* START Input data *

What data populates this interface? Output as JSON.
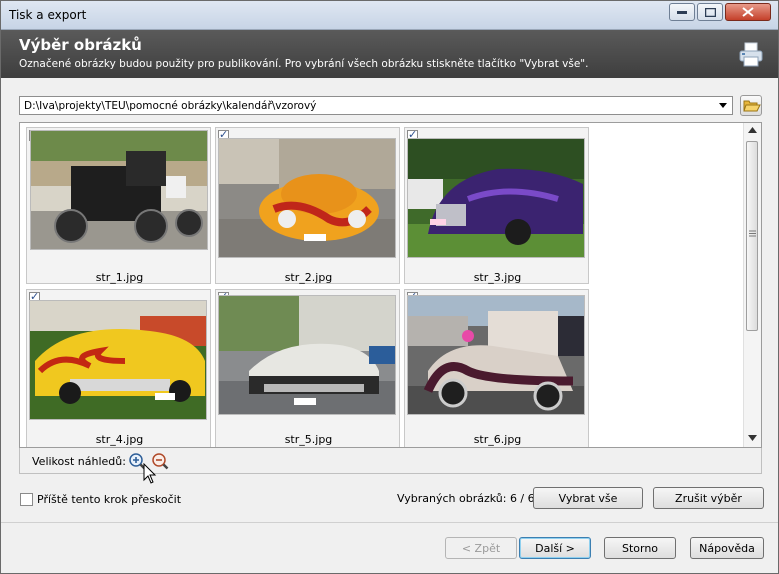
{
  "window": {
    "title": "Tisk a export"
  },
  "header": {
    "title": "Výběr obrázků",
    "subtitle": "Označené obrázky budou použity pro publikování. Pro vybrání všech obrázku stiskněte tlačítko \"Vybrat vše\"."
  },
  "path": {
    "value": "D:\\Iva\\projekty\\TEU\\pomocné obrázky\\kalendář\\vzorový"
  },
  "gallery": {
    "items": [
      {
        "filename": "str_1.jpg",
        "checked": true
      },
      {
        "filename": "str_2.jpg",
        "checked": true
      },
      {
        "filename": "str_3.jpg",
        "checked": true
      },
      {
        "filename": "str_4.jpg",
        "checked": true
      },
      {
        "filename": "str_5.jpg",
        "checked": true
      },
      {
        "filename": "str_6.jpg",
        "checked": true
      }
    ]
  },
  "zoom": {
    "label": "Velikost náhledů:"
  },
  "skip_step": {
    "label": "Příště tento krok přeskočit",
    "checked": false
  },
  "selection": {
    "count_text": "Vybraných obrázků: 6 / 6",
    "select_all": "Vybrat vše",
    "deselect": "Zrušit výběr"
  },
  "footer": {
    "back": "< Zpět",
    "next": "Další >",
    "cancel": "Storno",
    "help": "Nápověda"
  },
  "colors": {
    "header_bg": "#4a4a4a",
    "accent": "#3c7fb1"
  }
}
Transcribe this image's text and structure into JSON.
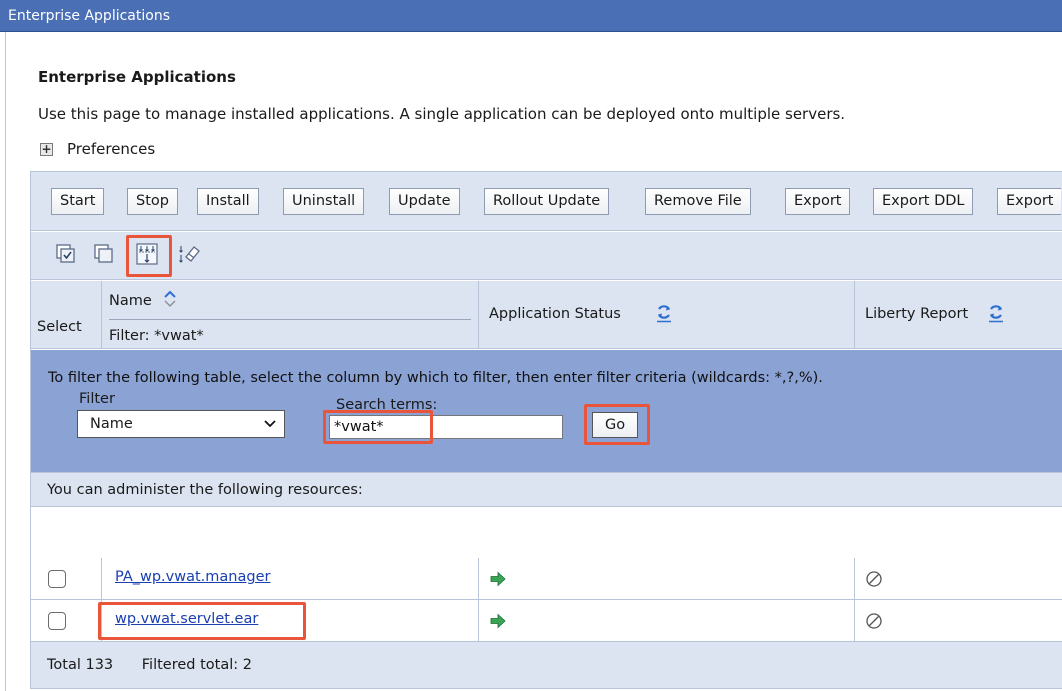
{
  "window": {
    "title": "Enterprise Applications"
  },
  "page": {
    "heading": "Enterprise Applications",
    "description": "Use this page to manage installed applications. A single application can be deployed onto multiple servers.",
    "preferences_label": "Preferences"
  },
  "toolbar": {
    "buttons": [
      "Start",
      "Stop",
      "Install",
      "Uninstall",
      "Update",
      "Rollout Update",
      "Remove File",
      "Export",
      "Export DDL",
      "Export"
    ]
  },
  "icon_toolbar": {
    "icons": [
      "select-all-icon",
      "deselect-all-icon",
      "show-filter-icon",
      "clear-filter-icon"
    ],
    "highlighted": "show-filter-icon"
  },
  "table": {
    "columns": {
      "select": "Select",
      "name": "Name",
      "name_filter": "Filter: *vwat*",
      "status": "Application Status",
      "liberty": "Liberty Report"
    },
    "filter": {
      "instruction": "To filter the following table, select the column by which to filter, then enter filter criteria (wildcards: *,?,%).",
      "filter_label": "Filter",
      "filter_value": "Name",
      "search_label": "Search terms:",
      "search_value": "*vwat*",
      "go_label": "Go"
    },
    "resources_label": "You can administer the following resources:",
    "rows": [
      {
        "name": "PA_wp.vwat.manager",
        "status": "started",
        "liberty": "not-applicable",
        "highlighted": false
      },
      {
        "name": "wp.vwat.servlet.ear",
        "status": "started",
        "liberty": "not-applicable",
        "highlighted": true
      }
    ],
    "footer": {
      "total": "Total 133",
      "filtered": "Filtered total: 2"
    }
  },
  "colors": {
    "title_bar": "#4a6fb5",
    "header_bg": "#dbe4f0",
    "filter_bg": "#8aa2d4",
    "highlight": "#e8553b",
    "link": "#1a3fb0",
    "status_green": "#3aa655"
  }
}
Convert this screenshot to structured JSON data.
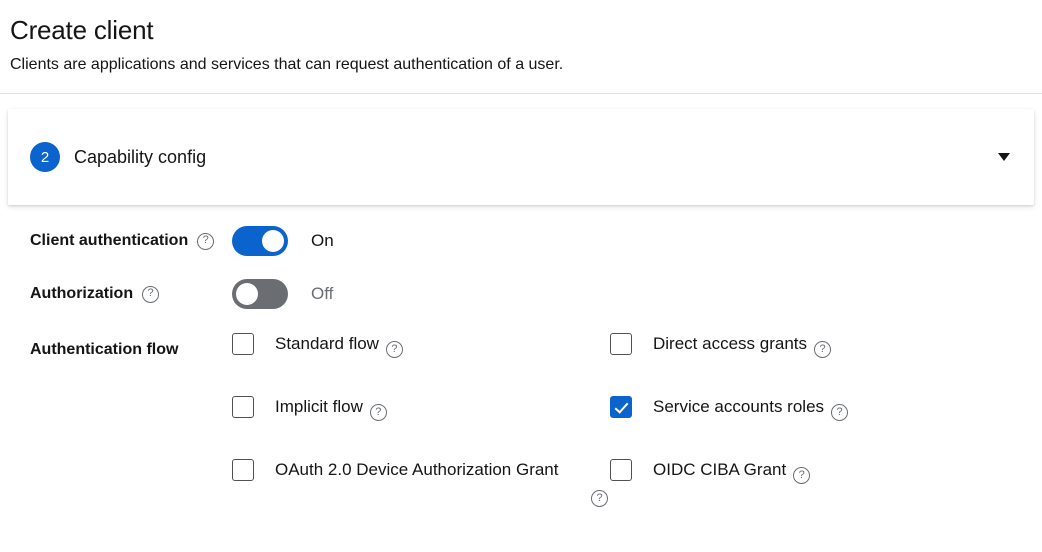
{
  "header": {
    "title": "Create client",
    "subtitle": "Clients are applications and services that can request authentication of a user."
  },
  "section": {
    "step_number": "2",
    "label": "Capability config",
    "caret_icon": "chevron-down-icon",
    "expanded": true
  },
  "help_icon_glyph": "?",
  "form": {
    "client_authentication": {
      "label": "Client authentication",
      "state_text": "On",
      "enabled": true,
      "help_icon": "help-circle-icon"
    },
    "authorization": {
      "label": "Authorization",
      "state_text": "Off",
      "enabled": false,
      "help_icon": "help-circle-icon"
    },
    "authentication_flow": {
      "label": "Authentication flow",
      "options": [
        {
          "label": "Standard flow",
          "checked": false,
          "help_icon": "help-circle-icon"
        },
        {
          "label": "Direct access grants",
          "checked": false,
          "help_icon": "help-circle-icon"
        },
        {
          "label": "Implicit flow",
          "checked": false,
          "help_icon": "help-circle-icon"
        },
        {
          "label": "Service accounts roles",
          "checked": true,
          "help_icon": "help-circle-icon"
        },
        {
          "label": "OAuth 2.0 Device Authorization Grant",
          "checked": false,
          "help_icon": "help-circle-icon"
        },
        {
          "label": "OIDC CIBA Grant",
          "checked": false,
          "help_icon": "help-circle-icon"
        }
      ]
    }
  },
  "colors": {
    "accent_blue": "#0b63ce",
    "toggle_off_gray": "#6a6e73",
    "text_primary": "#151515",
    "divider": "#e0e0e0"
  }
}
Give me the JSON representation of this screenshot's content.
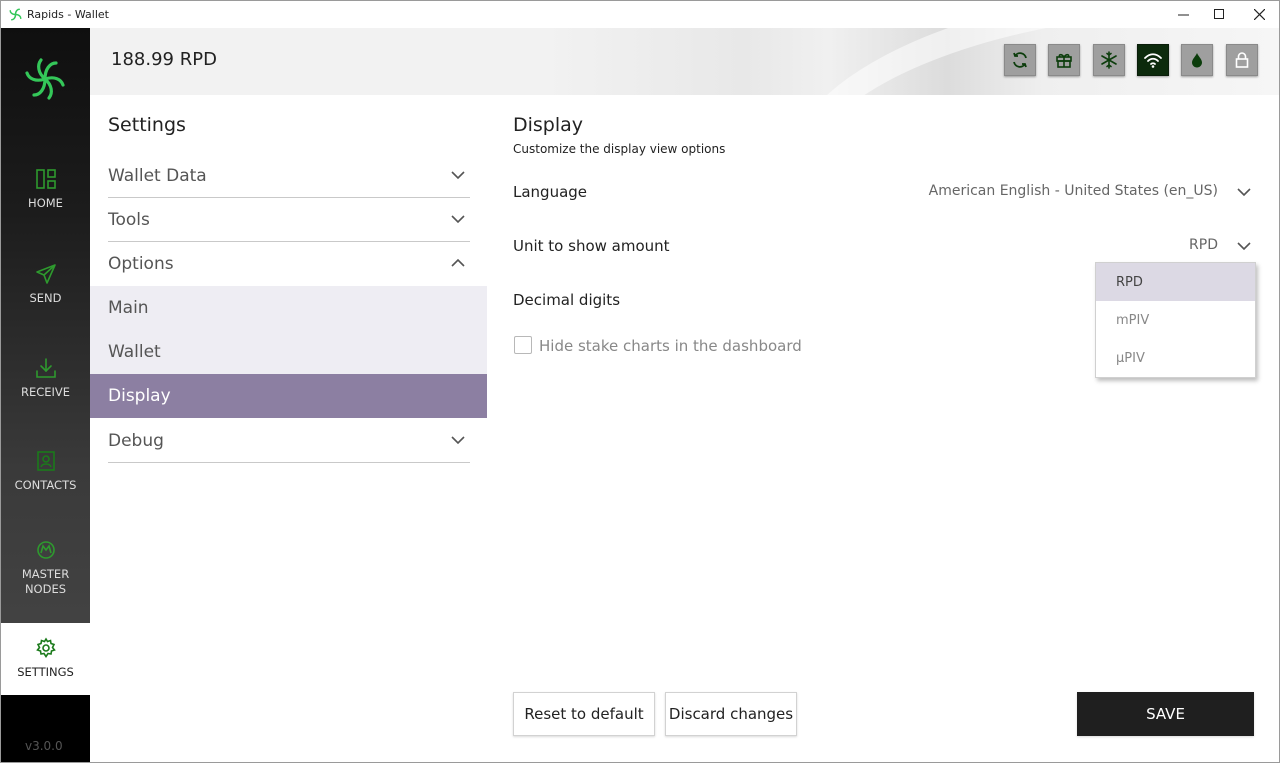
{
  "window": {
    "title": "Rapids - Wallet"
  },
  "colors": {
    "accent": "#8c7fa2",
    "brand_green": "#34c759",
    "nav_icon_green": "#1b7a1b",
    "save_bg": "#1f1f1f"
  },
  "nav": {
    "items": [
      {
        "label": "HOME",
        "icon": "home-icon"
      },
      {
        "label": "SEND",
        "icon": "send-icon"
      },
      {
        "label": "RECEIVE",
        "icon": "receive-icon"
      },
      {
        "label": "CONTACTS",
        "icon": "contacts-icon"
      },
      {
        "label_line1": "MASTER",
        "label_line2": "NODES",
        "icon": "masternodes-icon"
      },
      {
        "label": "SETTINGS",
        "icon": "gear-icon"
      }
    ],
    "version": "v3.0.0"
  },
  "header": {
    "balance": "188.99 RPD",
    "buttons": [
      "sync-icon",
      "gift-icon",
      "snowflake-icon",
      "wifi-icon",
      "tor-icon",
      "lock-icon"
    ]
  },
  "settings_menu": {
    "title": "Settings",
    "sections": [
      {
        "label": "Wallet Data",
        "expanded": false
      },
      {
        "label": "Tools",
        "expanded": false
      },
      {
        "label": "Options",
        "expanded": true
      }
    ],
    "options_sub": [
      "Main",
      "Wallet",
      "Display"
    ],
    "active_sub": "Display",
    "after": [
      {
        "label": "Debug",
        "expanded": false
      }
    ]
  },
  "content": {
    "title": "Display",
    "subtitle": "Customize the display view options",
    "language_label": "Language",
    "language_value": "American English - United States (en_US)",
    "unit_label": "Unit to show amount",
    "unit_value": "RPD",
    "decimal_label": "Decimal digits",
    "hide_stake_label": "Hide stake charts in the dashboard",
    "hide_stake_checked": false
  },
  "unit_dropdown": {
    "options": [
      "RPD",
      "mPIV",
      "µPIV"
    ],
    "selected": "RPD"
  },
  "buttons": {
    "reset": "Reset to default",
    "discard": "Discard changes",
    "save": "SAVE"
  }
}
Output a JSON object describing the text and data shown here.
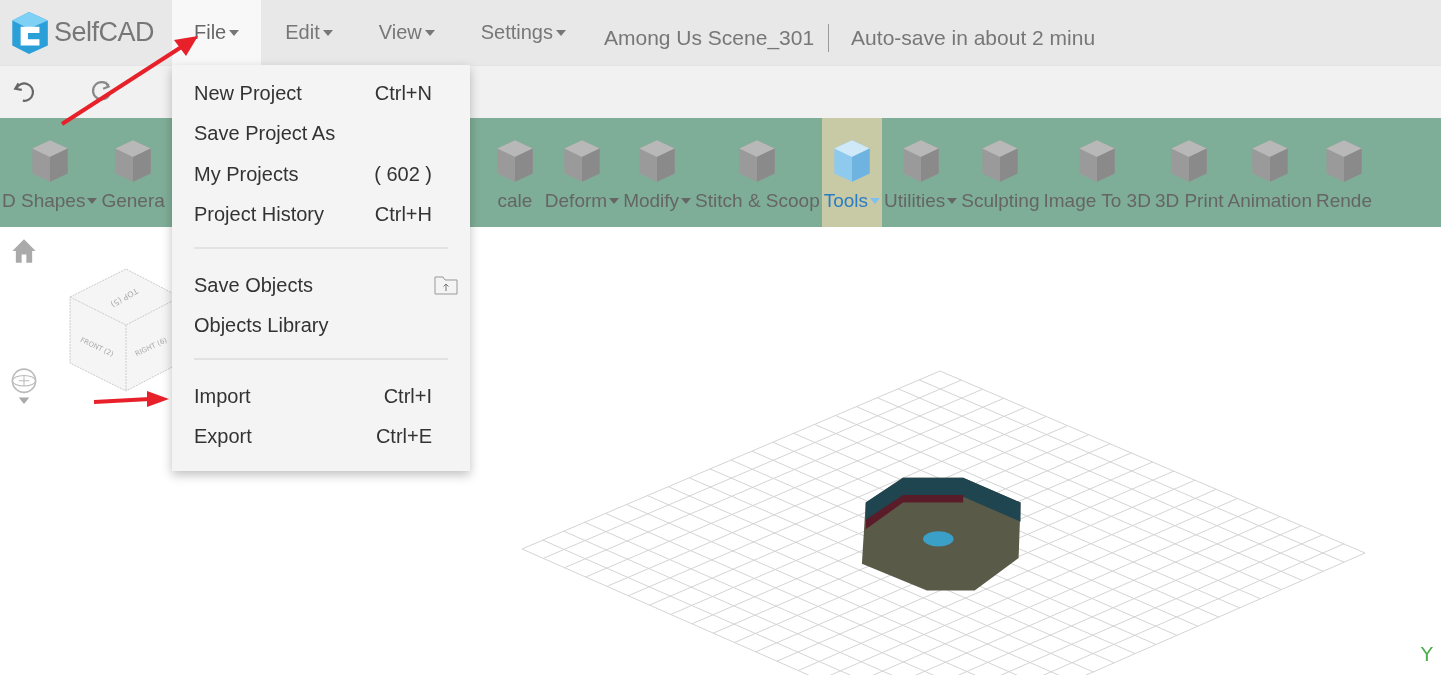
{
  "app": {
    "name": "SelfCAD"
  },
  "menu_bar": [
    {
      "label": "File",
      "selected": true,
      "caret": true
    },
    {
      "label": "Edit",
      "selected": false,
      "caret": true
    },
    {
      "label": "View",
      "selected": false,
      "caret": true
    },
    {
      "label": "Settings",
      "selected": false,
      "caret": true
    }
  ],
  "project_title": "Among Us Scene_301",
  "autosave_status": "Auto-save in about 2 minu",
  "toolbar": [
    {
      "label": "D Shapes",
      "caret": true,
      "selected": false
    },
    {
      "label": "Genera",
      "caret": false,
      "selected": false
    },
    {
      "label": "cale",
      "caret": false,
      "selected": false
    },
    {
      "label": "Deform",
      "caret": true,
      "selected": false
    },
    {
      "label": "Modify",
      "caret": true,
      "selected": false
    },
    {
      "label": "Stitch & Scoop",
      "caret": false,
      "selected": false
    },
    {
      "label": "Tools",
      "caret": true,
      "selected": true
    },
    {
      "label": "Utilities",
      "caret": true,
      "selected": false
    },
    {
      "label": "Sculpting",
      "caret": false,
      "selected": false
    },
    {
      "label": "Image To 3D",
      "caret": false,
      "selected": false
    },
    {
      "label": "3D Print",
      "caret": false,
      "selected": false
    },
    {
      "label": "Animation",
      "caret": false,
      "selected": false
    },
    {
      "label": "Rende",
      "caret": false,
      "selected": false
    }
  ],
  "file_menu": [
    [
      {
        "label": "New Project",
        "shortcut": "Ctrl+N"
      },
      {
        "label": "Save Project As"
      },
      {
        "label": "My Projects",
        "shortcut": "( 602 )"
      },
      {
        "label": "Project History",
        "shortcut": "Ctrl+H"
      }
    ],
    [
      {
        "label": "Save Objects"
      },
      {
        "label": "Objects Library"
      }
    ],
    [
      {
        "label": "Import",
        "shortcut": "Ctrl+I"
      },
      {
        "label": "Export",
        "shortcut": "Ctrl+E"
      }
    ]
  ],
  "view_cube": {
    "top": "TOP (5)",
    "front": "FRONT (2)",
    "right": "RIGHT (6)"
  },
  "axis_label": "Y"
}
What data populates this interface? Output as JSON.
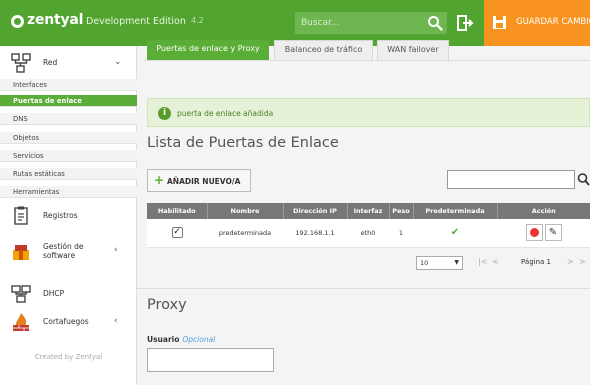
{
  "header": {
    "brand": "zentyal",
    "edition": "Development Edition",
    "version": "4.2",
    "search_placeholder": "Buscar...",
    "save_label": "GUARDAR CAMBIOS",
    "bar_color": "#51a42f",
    "save_color": "#f7931e"
  },
  "sidebar": {
    "groups": [
      {
        "label": "Red",
        "icon": "network-icon"
      },
      {
        "label": "Registros",
        "icon": "logs-icon"
      },
      {
        "label": "Gestión de software",
        "icon": "software-icon"
      },
      {
        "label": "DHCP",
        "icon": "dhcp-icon"
      },
      {
        "label": "Cortafuegos",
        "icon": "firewall-icon"
      }
    ],
    "subitems": [
      "Interfaces",
      "Puertas de enlace",
      "DNS",
      "Objetos",
      "Servicios",
      "Rutas estáticas",
      "Herramientas"
    ],
    "active_subitem": "Puertas de enlace",
    "credit": "Created by Zentyal"
  },
  "tabs": [
    {
      "label": "Puertas de enlace y Proxy",
      "active": true
    },
    {
      "label": "Balanceo de tráfico",
      "active": false
    },
    {
      "label": "WAN failover",
      "active": false
    }
  ],
  "notice": {
    "text": "puerta de enlace añadida",
    "icon": "info-icon"
  },
  "gateways": {
    "title": "Lista de Puertas de Enlace",
    "add_label": "AÑADIR NUEVO/A",
    "columns": [
      "Habilitado",
      "Nombre",
      "Dirección IP",
      "Interfaz",
      "Peso",
      "Predeterminada",
      "Acción"
    ],
    "rows": [
      {
        "enabled": "✓",
        "name": "predeterminada",
        "ip": "192.168.1.1",
        "interface": "eth0",
        "weight": "1",
        "default": "✔"
      }
    ],
    "page_size": "10",
    "page_label": "Página 1"
  },
  "proxy": {
    "title": "Proxy",
    "user_label": "Usuario",
    "user_optional": "Opcional"
  }
}
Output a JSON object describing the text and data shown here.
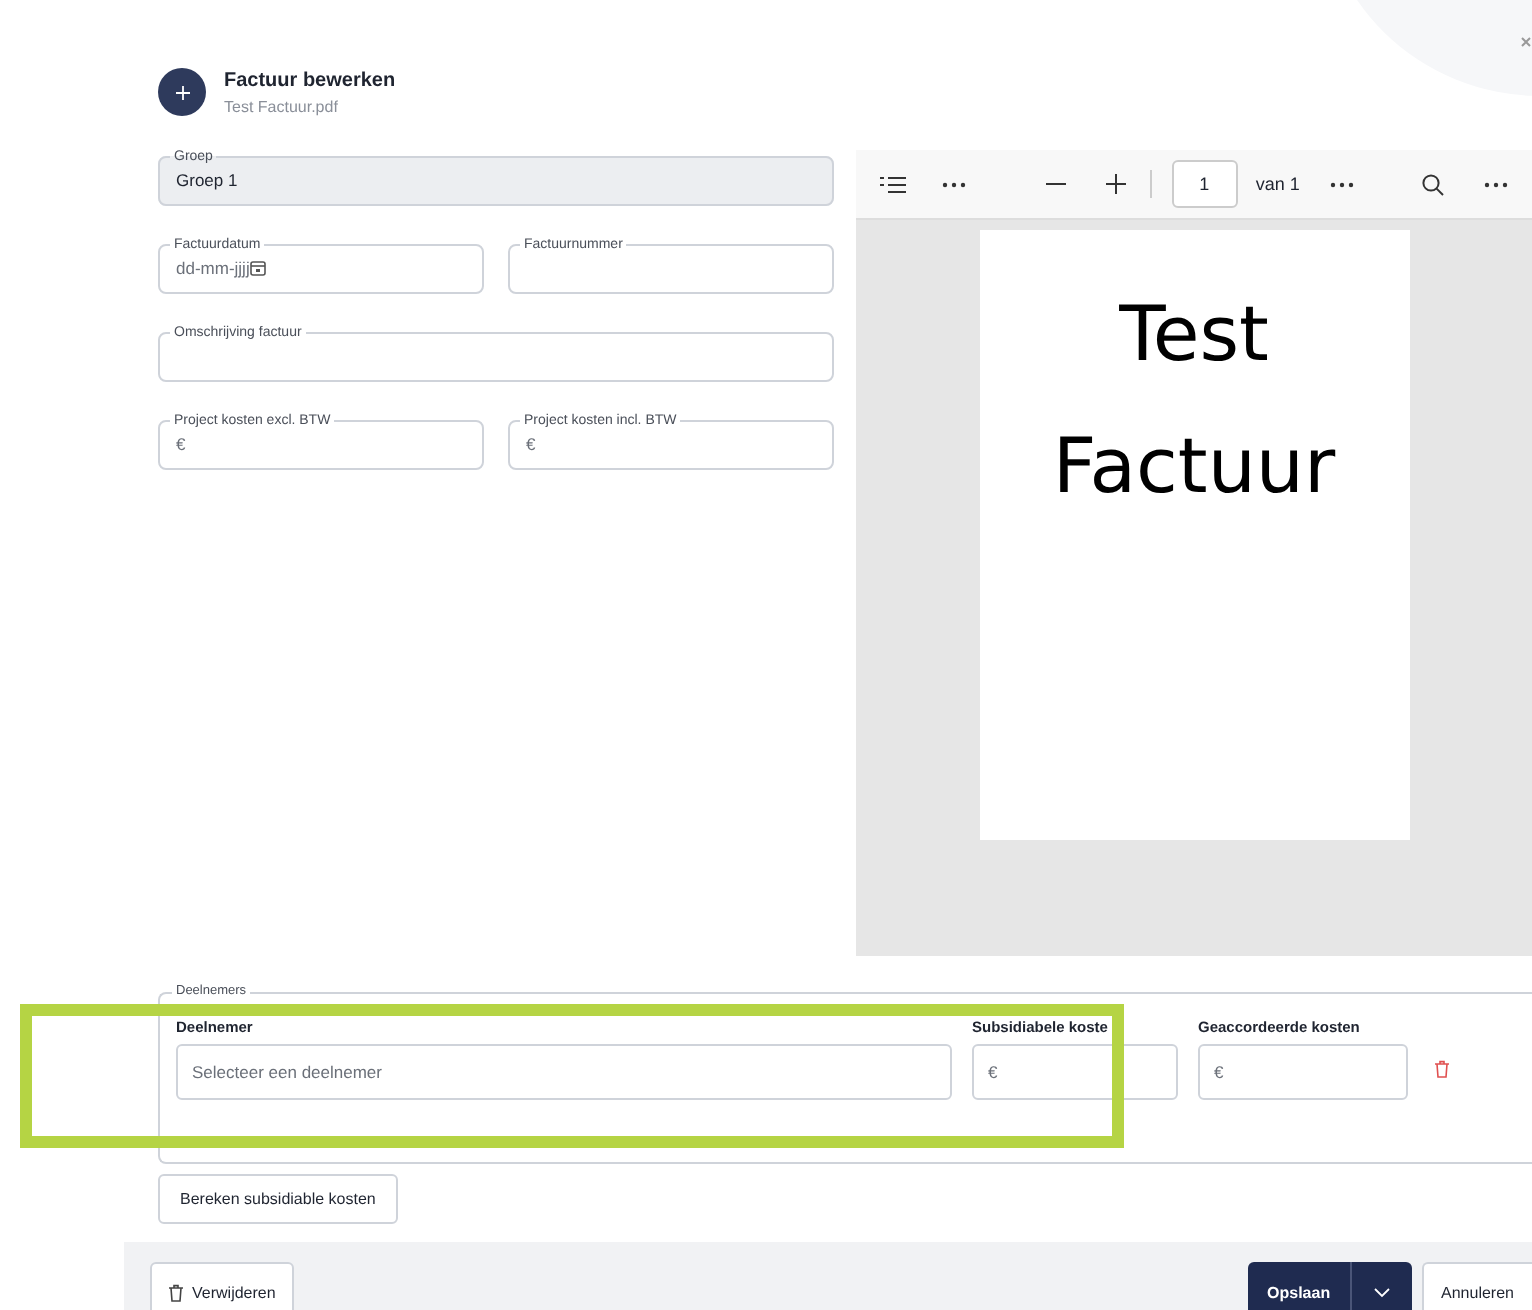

* END Input data *

## Work to be completed
Review the preceding data and report every line that includes the string "Enterprise".

## Task result
    "title": "Enterprise Applications"
    "heading": "Enterprise Applications",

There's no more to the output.